Give a verbatim copy of the lines below, minus the pictures.

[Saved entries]
----
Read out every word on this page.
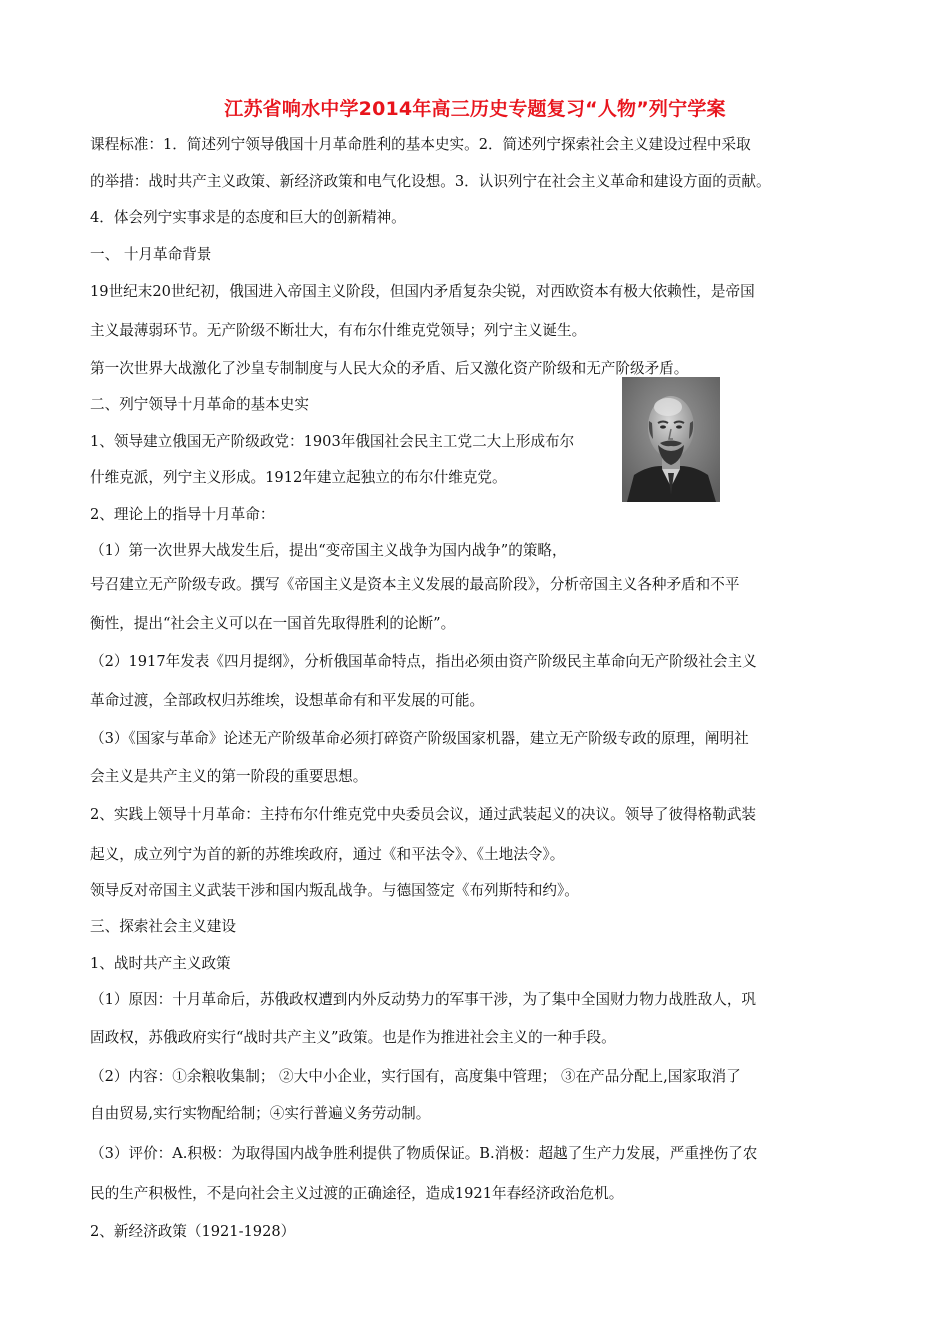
江苏省响水中学2014年高三历史专题复习“人物”列宁学案
课程标准：1．简述列宁领导俄国十月革命胜利的基本史实。2．简述列宁探索社会主义建设过程中采取
的举措：战时共产主义政策、新经济政策和电气化设想。3．认识列宁在社会主义革命和建设方面的贡献。
4．体会列宁实事求是的态度和巨大的创新精神。
一、 十月革命背景
19世纪末20世纪初，俄国进入帝国主义阶段，但国内矛盾复杂尖锐，对西欧资本有极大依赖性，是帝国
主义最薄弱环节。无产阶级不断壮大，有布尔什维克党领导；列宁主义诞生。
第一次世界大战激化了沙皇专制制度与人民大众的矛盾、后又激化资产阶级和无产阶级矛盾。
二、列宁领导十月革命的基本史实
1、领导建立俄国无产阶级政党：1903年俄国社会民主工党二大上形成布尔
什维克派，列宁主义形成。1912年建立起独立的布尔什维克党。
2、理论上的指导十月革命：
（1）第一次世界大战发生后，提出“变帝国主义战争为国内战争”的策略，
号召建立无产阶级专政。撰写《帝国主义是资本主义发展的最高阶段》，分析帝国主义各种矛盾和不平
衡性，提出“社会主义可以在一国首先取得胜利的论断”。
（2）1917年发表《四月提纲》，分析俄国革命特点，指出必须由资产阶级民主革命向无产阶级社会主义
革命过渡，全部政权归苏维埃，设想革命有和平发展的可能。
（3）《国家与革命》论述无产阶级革命必须打碎资产阶级国家机器，建立无产阶级专政的原理，阐明社
会主义是共产主义的第一阶段的重要思想。
2、实践上领导十月革命：主持布尔什维克党中央委员会议，通过武装起义的决议。领导了彼得格勒武装
起义，成立列宁为首的新的苏维埃政府，通过《和平法令》、《土地法令》。
领导反对帝国主义武装干涉和国内叛乱战争。与德国签定《布列斯特和约》。
三、探索社会主义建设
1、战时共产主义政策
（1）原因：十月革命后，苏俄政权遭到内外反动势力的军事干涉，为了集中全国财力物力战胜敌人，巩
固政权，苏俄政府实行“战时共产主义”政策。也是作为推进社会主义的一种手段。
（2）内容：①余粮收集制； ②大中小企业，实行国有，高度集中管理； ③在产品分配上,国家取消了
自由贸易,实行实物配给制；④实行普遍义务劳动制。
（3）评价：A.积极：为取得国内战争胜利提供了物质保证。B.消极：超越了生产力发展，严重挫伤了农
民的生产积极性，不是向社会主义过渡的正确途径，造成1921年春经济政治危机。
2、新经济政策（1921-1928）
----
TASK ANSWER:
Read out every word on this page.
江苏省响水中学2014年高三历史专题复习“人物”列宁学案
课程标准：1．简述列宁领导俄国十月革命胜利的基本史实。2．简述列宁探索社会主义建设过程中采取
的举措：战时共产主义政策、新经济政策和电气化设想。3．认识列宁在社会主义革命和建设方面的贡献。
4．体会列宁实事求是的态度和巨大的创新精神。
一、 十月革命背景
19世纪末20世纪初，俄国进入帝国主义阶段，但国内矛盾复杂尖锐，对西欧资本有极大依赖性，是帝国
主义最薄弱环节。无产阶级不断壮大，有布尔什维克党领导；列宁主义诞生。
第一次世界大战激化了沙皇专制制度与人民大众的矛盾、后又激化资产阶级和无产阶级矛盾。
二、列宁领导十月革命的基本史实
1、领导建立俄国无产阶级政党：1903年俄国社会民主工党二大上形成布尔
什维克派，列宁主义形成。1912年建立起独立的布尔什维克党。
2、理论上的指导十月革命：
（1）第一次世界大战发生后，提出“变帝国主义战争为国内战争”的策略，
号召建立无产阶级专政。撰写《帝国主义是资本主义发展的最高阶段》，分析帝国主义各种矛盾和不平
衡性，提出“社会主义可以在一国首先取得胜利的论断”。
（2）1917年发表《四月提纲》，分析俄国革命特点，指出必须由资产阶级民主革命向无产阶级社会主义
革命过渡，全部政权归苏维埃，设想革命有和平发展的可能。
（3）《国家与革命》论述无产阶级革命必须打碎资产阶级国家机器，建立无产阶级专政的原理，阐明社
会主义是共产主义的第一阶段的重要思想。
2、实践上领导十月革命：主持布尔什维克党中央委员会议，通过武装起义的决议。领导了彼得格勒武装
起义，成立列宁为首的新的苏维埃政府，通过《和平法令》、《土地法令》。
领导反对帝国主义武装干涉和国内叛乱战争。与德国签定《布列斯特和约》。
三、探索社会主义建设
1、战时共产主义政策
（1）原因：十月革命后，苏俄政权遭到内外反动势力的军事干涉，为了集中全国财力物力战胜敌人，巩
固政权，苏俄政府实行“战时共产主义”政策。也是作为推进社会主义的一种手段。
（2）内容：①余粮收集制； ②大中小企业，实行国有，高度集中管理； ③在产品分配上,国家取消了
自由贸易,实行实物配给制；④实行普遍义务劳动制。
（3）评价：A.积极：为取得国内战争胜利提供了物质保证。B.消极：超越了生产力发展，严重挫伤了农
民的生产积极性，不是向社会主义过渡的正确途径，造成1921年春经济政治危机。
2、新经济政策（1921-1928）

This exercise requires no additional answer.